» **Data section**:

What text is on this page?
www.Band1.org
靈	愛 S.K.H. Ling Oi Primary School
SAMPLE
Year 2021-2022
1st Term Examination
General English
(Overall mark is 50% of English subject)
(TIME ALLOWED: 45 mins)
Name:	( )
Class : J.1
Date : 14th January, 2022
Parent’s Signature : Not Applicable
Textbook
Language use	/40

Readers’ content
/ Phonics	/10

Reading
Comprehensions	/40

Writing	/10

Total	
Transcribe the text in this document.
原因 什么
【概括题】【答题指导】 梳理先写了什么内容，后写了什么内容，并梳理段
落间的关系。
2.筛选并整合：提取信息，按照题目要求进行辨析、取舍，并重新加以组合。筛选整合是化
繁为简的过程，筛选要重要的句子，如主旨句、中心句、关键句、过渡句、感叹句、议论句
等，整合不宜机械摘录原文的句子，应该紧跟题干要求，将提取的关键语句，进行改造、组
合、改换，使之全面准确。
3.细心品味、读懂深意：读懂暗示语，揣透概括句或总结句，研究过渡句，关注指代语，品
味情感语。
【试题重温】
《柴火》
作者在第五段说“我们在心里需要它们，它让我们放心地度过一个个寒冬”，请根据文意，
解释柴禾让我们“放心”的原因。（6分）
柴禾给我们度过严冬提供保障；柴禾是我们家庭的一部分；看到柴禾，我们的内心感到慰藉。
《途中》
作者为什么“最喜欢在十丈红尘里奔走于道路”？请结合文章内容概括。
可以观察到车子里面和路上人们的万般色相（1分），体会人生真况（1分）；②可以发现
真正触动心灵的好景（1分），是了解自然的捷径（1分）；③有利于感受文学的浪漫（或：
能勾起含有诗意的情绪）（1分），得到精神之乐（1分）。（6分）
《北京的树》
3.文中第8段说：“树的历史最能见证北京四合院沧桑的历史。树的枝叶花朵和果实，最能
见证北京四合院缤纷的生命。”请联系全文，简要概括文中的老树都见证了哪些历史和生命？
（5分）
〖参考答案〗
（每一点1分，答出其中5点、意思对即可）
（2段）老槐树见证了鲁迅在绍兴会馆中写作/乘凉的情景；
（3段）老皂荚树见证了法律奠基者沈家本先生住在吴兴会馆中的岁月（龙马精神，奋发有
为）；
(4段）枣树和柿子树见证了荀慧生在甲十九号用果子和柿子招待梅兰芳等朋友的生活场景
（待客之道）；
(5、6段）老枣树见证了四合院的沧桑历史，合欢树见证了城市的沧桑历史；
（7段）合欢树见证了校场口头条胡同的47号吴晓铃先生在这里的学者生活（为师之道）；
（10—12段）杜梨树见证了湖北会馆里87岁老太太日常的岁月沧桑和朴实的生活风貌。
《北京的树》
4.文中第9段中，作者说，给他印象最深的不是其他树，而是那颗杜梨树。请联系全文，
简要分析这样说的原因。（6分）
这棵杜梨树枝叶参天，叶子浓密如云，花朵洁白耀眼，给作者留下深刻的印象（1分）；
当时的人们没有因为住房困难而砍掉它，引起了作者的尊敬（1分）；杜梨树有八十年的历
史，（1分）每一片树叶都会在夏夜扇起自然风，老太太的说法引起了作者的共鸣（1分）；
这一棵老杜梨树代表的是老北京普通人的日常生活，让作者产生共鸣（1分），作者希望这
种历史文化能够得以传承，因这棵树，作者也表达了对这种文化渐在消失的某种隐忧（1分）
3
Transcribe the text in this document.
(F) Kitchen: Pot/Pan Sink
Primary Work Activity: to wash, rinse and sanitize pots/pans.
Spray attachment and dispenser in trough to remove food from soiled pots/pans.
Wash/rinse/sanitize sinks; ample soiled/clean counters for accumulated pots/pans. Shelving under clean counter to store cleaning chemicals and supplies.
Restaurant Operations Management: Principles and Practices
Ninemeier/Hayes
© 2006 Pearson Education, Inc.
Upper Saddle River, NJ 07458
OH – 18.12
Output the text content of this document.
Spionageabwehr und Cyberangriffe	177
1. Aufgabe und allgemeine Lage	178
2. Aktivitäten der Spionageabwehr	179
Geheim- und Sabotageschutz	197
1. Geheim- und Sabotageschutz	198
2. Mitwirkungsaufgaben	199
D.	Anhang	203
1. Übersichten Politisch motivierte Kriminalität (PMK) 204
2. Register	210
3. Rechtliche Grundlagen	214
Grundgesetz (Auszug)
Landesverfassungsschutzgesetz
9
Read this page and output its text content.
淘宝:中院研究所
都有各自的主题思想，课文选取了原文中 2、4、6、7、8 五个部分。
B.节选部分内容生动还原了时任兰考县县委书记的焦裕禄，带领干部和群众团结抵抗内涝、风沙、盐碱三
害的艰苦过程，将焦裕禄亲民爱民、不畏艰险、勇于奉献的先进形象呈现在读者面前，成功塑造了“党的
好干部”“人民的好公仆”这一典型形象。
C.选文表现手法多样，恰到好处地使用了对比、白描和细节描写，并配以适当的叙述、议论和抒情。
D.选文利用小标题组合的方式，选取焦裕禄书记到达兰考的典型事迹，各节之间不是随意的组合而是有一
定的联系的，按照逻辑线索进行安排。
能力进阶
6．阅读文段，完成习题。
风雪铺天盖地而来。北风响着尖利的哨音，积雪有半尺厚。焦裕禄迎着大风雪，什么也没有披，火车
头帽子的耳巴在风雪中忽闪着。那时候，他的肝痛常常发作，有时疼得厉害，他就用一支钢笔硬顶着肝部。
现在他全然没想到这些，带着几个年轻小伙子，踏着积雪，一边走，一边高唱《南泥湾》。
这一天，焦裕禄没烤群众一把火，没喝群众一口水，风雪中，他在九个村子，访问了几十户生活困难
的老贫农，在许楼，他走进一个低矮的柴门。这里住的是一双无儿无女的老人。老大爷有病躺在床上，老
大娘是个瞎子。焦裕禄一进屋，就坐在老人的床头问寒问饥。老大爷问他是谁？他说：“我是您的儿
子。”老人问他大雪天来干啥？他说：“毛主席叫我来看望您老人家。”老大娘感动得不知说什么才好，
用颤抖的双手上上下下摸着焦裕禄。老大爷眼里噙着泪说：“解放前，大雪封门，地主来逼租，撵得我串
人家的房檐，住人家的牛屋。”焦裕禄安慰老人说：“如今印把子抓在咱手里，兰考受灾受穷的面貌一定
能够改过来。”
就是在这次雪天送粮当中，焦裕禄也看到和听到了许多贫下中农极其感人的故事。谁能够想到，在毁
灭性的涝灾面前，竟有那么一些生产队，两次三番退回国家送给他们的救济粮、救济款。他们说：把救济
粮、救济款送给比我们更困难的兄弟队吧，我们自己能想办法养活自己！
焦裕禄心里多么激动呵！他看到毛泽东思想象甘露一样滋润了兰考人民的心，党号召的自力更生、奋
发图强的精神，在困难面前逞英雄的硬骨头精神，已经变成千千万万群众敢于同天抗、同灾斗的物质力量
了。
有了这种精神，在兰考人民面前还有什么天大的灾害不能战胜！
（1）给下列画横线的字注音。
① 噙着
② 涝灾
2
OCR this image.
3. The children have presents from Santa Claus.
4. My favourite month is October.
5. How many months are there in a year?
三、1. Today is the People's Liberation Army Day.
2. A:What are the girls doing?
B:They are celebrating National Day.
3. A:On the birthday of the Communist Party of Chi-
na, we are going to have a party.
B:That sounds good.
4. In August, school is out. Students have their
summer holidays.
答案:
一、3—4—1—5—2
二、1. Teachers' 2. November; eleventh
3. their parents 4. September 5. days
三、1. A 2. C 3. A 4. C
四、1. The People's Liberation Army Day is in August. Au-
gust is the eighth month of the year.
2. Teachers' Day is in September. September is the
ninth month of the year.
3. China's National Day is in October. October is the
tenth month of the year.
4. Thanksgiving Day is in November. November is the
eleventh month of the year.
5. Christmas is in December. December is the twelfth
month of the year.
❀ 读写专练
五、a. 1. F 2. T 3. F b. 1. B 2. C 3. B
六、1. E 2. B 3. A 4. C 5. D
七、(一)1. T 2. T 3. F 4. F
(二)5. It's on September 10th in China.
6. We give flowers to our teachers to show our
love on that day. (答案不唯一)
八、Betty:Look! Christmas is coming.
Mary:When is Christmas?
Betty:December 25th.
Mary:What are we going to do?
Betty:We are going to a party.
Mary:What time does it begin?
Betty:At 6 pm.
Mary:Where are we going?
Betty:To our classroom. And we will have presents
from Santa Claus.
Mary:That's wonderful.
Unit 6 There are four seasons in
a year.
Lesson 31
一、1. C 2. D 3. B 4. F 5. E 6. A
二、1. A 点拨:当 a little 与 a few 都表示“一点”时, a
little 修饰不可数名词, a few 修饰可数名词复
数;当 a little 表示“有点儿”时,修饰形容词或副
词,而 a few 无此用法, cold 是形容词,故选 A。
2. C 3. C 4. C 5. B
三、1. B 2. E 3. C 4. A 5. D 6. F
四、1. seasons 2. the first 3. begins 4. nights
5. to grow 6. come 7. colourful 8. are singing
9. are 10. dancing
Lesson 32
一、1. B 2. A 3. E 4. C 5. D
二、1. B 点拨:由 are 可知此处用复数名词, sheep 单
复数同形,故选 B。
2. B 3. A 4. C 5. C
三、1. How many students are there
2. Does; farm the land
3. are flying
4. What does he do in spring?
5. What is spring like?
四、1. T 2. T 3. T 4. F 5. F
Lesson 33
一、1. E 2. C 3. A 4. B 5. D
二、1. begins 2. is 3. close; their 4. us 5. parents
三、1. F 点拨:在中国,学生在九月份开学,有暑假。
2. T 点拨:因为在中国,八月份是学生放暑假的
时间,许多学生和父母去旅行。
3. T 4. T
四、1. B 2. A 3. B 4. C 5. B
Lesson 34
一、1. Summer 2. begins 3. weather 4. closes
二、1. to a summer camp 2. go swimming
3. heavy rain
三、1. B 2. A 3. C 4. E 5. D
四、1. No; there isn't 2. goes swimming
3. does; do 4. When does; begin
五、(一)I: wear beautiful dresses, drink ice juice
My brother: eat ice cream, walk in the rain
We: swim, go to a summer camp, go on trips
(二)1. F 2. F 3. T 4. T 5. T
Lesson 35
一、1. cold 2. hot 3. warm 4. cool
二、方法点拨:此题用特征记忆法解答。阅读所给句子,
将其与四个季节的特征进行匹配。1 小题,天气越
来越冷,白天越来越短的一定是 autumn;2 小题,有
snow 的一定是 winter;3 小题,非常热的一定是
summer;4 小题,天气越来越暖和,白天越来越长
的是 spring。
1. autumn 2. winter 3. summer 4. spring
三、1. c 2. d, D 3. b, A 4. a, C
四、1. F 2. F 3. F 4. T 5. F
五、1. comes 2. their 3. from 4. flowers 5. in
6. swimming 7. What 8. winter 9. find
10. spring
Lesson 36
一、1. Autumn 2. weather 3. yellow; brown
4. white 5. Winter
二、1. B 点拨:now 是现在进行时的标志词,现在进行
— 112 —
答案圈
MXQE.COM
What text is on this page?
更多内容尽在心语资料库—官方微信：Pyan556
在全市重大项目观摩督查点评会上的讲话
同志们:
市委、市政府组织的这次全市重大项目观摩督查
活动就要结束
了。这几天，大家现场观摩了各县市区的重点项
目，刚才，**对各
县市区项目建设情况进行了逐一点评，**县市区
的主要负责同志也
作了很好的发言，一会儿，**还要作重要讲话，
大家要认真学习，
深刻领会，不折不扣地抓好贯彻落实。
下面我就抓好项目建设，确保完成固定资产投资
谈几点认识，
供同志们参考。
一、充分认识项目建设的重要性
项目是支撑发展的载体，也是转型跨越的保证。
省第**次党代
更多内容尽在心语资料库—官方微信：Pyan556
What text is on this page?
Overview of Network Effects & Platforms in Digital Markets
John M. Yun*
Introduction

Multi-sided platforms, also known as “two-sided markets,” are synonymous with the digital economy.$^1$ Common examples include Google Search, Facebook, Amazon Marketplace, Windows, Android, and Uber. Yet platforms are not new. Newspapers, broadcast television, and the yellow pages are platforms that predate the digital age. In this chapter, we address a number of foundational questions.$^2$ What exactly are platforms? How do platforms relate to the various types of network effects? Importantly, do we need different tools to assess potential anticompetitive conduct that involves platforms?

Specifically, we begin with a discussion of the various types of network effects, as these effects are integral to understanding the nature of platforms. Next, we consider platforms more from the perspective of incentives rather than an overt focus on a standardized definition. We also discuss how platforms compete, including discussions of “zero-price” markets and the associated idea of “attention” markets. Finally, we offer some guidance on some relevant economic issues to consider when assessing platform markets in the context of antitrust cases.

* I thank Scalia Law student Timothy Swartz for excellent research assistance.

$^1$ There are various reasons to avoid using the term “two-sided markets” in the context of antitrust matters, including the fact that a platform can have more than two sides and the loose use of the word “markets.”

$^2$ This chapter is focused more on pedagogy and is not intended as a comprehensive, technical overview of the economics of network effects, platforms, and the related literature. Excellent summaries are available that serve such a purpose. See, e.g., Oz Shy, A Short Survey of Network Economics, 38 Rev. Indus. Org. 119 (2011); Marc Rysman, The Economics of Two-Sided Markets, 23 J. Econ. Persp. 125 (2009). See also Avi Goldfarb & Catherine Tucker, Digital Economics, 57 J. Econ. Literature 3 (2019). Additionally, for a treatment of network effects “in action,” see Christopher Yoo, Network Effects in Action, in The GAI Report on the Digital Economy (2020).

» **Aim**: Reply with only the number of lines in the material above where the string "many" appears.

» **Written response**: 2